Check each line of the records below for the word "xlabel" and copy those where it appears.

◆ Dataset content
———

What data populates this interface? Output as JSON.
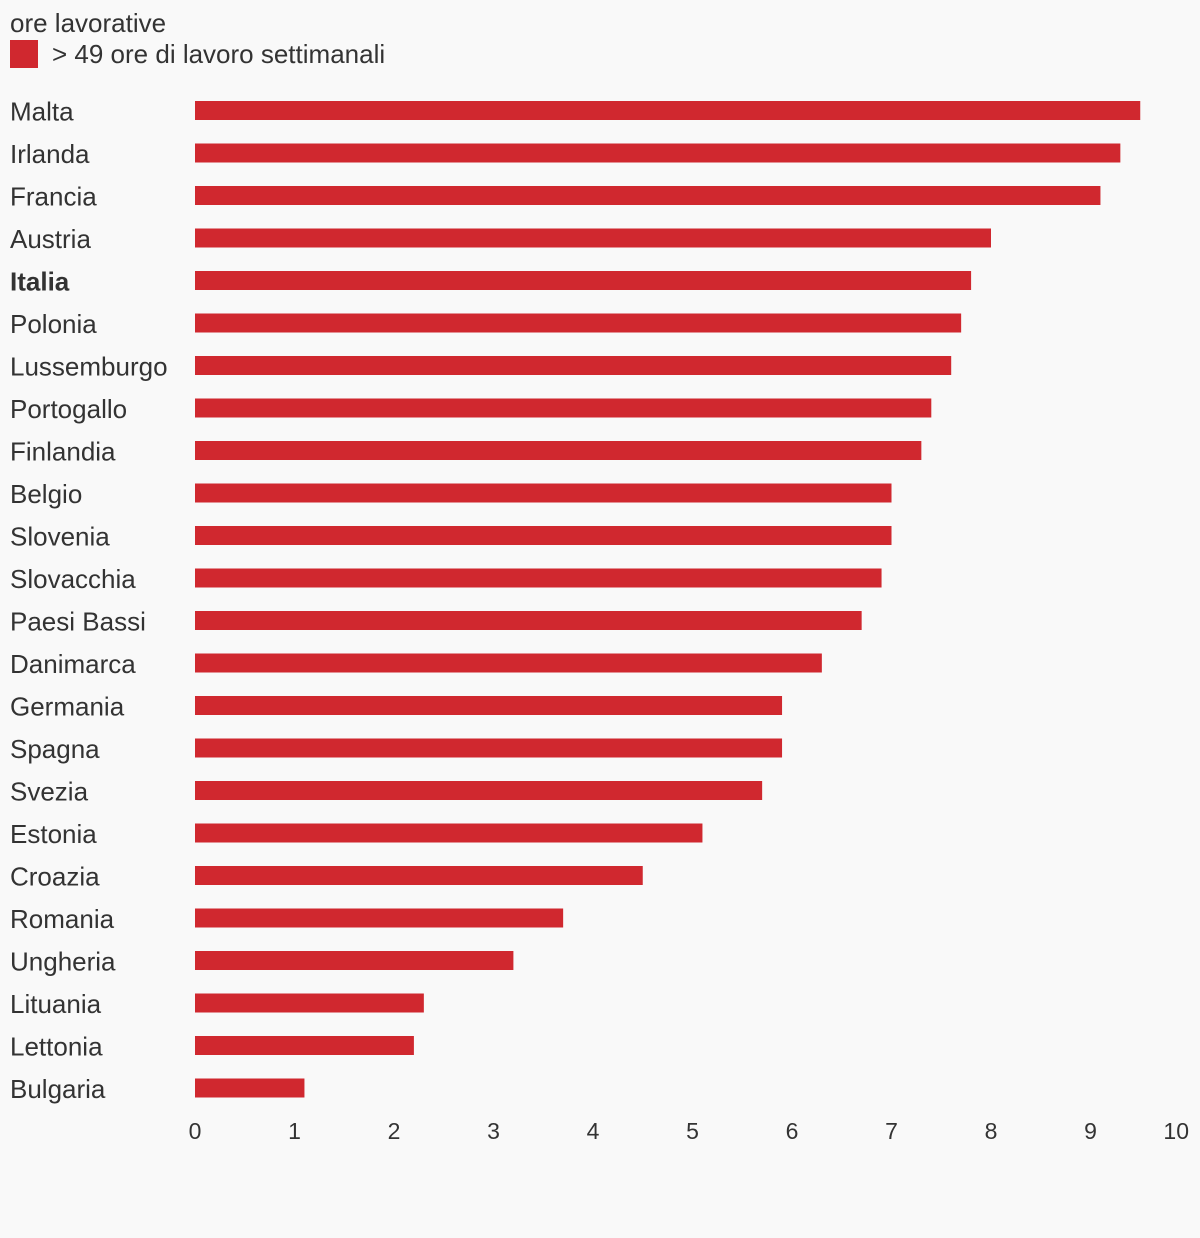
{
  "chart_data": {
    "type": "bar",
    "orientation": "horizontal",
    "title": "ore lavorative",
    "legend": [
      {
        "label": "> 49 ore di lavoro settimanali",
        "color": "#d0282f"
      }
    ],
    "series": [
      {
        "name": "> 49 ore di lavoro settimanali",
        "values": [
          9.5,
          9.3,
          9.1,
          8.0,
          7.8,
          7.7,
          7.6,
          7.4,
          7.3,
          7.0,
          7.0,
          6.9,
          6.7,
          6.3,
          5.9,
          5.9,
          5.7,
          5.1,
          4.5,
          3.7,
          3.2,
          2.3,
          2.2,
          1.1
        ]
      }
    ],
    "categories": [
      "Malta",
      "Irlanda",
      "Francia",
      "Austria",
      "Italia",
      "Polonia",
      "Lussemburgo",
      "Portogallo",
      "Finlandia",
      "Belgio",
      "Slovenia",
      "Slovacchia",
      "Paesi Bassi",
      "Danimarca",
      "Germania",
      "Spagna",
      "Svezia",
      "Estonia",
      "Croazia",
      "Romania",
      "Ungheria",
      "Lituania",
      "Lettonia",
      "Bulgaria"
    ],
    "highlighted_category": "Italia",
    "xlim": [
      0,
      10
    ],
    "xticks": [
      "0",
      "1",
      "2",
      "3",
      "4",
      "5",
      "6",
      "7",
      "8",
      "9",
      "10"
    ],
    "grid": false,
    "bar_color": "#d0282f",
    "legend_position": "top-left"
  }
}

———

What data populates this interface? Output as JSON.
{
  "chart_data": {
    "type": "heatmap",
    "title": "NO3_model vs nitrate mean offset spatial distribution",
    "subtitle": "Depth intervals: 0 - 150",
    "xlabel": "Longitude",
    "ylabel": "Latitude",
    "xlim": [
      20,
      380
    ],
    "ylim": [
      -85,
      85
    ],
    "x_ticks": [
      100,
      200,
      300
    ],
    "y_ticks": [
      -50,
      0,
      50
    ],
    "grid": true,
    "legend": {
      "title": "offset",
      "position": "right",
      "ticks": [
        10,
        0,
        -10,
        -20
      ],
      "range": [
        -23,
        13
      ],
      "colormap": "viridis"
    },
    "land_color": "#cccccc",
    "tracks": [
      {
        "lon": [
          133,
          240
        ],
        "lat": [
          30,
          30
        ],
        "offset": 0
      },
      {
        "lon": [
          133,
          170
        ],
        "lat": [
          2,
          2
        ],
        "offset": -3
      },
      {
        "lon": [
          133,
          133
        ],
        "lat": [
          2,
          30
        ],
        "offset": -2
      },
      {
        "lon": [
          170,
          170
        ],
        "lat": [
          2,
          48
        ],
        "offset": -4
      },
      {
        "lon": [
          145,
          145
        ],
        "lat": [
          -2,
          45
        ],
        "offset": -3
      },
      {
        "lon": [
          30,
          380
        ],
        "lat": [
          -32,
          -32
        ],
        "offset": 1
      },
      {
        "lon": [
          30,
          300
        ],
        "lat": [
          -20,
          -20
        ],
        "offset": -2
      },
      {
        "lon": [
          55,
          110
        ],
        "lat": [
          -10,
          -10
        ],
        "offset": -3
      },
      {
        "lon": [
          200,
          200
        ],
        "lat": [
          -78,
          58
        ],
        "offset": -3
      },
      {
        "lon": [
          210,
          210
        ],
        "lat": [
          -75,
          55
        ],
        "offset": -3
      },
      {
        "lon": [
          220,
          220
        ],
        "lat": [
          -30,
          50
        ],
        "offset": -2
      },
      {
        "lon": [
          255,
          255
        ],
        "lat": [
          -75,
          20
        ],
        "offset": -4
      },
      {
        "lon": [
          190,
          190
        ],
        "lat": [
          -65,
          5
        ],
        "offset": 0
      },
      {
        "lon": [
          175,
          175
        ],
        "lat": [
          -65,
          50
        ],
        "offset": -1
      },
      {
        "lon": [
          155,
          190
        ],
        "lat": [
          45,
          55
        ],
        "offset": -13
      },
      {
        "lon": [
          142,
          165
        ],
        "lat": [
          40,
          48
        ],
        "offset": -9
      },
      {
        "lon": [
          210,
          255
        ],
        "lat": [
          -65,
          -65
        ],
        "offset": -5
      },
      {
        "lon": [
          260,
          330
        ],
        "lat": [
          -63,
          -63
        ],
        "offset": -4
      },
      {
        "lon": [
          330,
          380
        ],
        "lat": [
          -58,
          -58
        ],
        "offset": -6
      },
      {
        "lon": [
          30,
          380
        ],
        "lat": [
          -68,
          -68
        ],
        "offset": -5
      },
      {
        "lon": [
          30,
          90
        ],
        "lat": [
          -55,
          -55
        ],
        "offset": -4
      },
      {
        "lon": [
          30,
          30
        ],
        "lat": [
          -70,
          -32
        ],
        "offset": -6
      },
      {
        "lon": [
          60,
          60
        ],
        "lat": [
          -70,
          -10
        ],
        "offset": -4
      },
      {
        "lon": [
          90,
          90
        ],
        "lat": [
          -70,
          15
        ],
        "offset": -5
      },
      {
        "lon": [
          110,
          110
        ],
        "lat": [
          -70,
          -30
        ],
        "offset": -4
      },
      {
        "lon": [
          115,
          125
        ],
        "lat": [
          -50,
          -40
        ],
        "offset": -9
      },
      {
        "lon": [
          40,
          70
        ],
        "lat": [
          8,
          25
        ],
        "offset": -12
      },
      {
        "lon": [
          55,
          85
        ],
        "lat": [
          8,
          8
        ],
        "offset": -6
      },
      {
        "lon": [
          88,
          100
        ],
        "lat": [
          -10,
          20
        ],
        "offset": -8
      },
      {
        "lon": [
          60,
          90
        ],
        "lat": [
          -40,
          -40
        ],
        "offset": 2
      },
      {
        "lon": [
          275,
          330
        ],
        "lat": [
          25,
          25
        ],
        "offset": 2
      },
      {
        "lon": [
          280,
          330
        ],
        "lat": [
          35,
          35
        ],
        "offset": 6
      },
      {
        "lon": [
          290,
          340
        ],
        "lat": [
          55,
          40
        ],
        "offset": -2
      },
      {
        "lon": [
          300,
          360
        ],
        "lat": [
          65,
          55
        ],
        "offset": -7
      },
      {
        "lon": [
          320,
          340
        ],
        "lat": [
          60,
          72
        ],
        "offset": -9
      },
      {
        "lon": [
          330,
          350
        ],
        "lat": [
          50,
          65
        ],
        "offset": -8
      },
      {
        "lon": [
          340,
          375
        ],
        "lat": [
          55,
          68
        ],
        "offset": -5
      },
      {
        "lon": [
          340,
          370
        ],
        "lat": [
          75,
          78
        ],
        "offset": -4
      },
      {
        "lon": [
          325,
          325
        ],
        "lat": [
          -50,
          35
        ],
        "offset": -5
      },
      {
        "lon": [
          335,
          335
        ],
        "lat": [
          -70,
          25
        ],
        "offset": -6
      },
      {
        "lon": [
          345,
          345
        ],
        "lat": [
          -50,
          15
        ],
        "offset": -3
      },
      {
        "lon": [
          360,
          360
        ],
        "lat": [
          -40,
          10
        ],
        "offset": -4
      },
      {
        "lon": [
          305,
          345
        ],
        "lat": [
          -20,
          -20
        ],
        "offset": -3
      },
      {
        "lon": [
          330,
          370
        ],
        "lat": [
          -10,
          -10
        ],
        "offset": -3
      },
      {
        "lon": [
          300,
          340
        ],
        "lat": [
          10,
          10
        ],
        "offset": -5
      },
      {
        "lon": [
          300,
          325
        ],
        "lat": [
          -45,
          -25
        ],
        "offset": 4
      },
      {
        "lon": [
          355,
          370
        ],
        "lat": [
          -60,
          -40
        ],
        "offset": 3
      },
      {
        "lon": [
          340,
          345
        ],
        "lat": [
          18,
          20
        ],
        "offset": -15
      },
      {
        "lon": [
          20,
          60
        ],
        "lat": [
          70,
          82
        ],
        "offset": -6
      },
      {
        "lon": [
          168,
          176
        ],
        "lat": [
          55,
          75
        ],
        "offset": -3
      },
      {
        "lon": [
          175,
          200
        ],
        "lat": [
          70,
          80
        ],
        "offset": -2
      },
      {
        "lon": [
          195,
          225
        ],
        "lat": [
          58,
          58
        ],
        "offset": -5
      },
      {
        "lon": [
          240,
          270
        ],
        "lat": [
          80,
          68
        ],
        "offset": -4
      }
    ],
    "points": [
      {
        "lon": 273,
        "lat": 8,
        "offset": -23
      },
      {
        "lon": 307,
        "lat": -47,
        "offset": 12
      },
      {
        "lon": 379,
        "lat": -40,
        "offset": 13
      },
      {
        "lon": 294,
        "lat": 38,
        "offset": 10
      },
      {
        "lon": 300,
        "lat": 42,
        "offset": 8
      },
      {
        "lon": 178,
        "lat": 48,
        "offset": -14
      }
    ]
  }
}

———

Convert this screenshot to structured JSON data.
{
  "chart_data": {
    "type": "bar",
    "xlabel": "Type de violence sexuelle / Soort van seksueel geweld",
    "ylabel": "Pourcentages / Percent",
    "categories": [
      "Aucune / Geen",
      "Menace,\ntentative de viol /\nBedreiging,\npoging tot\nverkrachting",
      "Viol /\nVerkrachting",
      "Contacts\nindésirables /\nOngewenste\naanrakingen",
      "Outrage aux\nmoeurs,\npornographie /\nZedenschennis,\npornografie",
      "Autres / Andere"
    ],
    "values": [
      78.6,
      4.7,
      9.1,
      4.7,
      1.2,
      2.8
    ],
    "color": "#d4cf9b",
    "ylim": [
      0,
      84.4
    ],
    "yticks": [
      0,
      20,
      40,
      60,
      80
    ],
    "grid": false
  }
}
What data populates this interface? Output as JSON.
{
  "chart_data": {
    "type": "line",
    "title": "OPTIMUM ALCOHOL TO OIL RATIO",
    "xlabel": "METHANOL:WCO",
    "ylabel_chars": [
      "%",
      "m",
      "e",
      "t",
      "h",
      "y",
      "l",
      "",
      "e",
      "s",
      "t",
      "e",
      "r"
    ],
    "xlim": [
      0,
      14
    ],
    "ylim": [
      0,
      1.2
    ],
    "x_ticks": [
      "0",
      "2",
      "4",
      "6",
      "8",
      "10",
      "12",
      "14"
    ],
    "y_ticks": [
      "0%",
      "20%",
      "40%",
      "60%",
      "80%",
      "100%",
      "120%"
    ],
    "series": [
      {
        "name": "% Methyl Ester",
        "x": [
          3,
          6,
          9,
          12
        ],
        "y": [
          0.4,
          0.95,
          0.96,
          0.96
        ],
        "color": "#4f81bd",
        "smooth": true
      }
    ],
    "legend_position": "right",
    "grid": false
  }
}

———

◆ Exercise output
    "xlabel": "Longitude",
    "xlabel": "Type de violence sexuelle / Soort van seksueel geweld",
    "xlabel": "METHANOL:WCO",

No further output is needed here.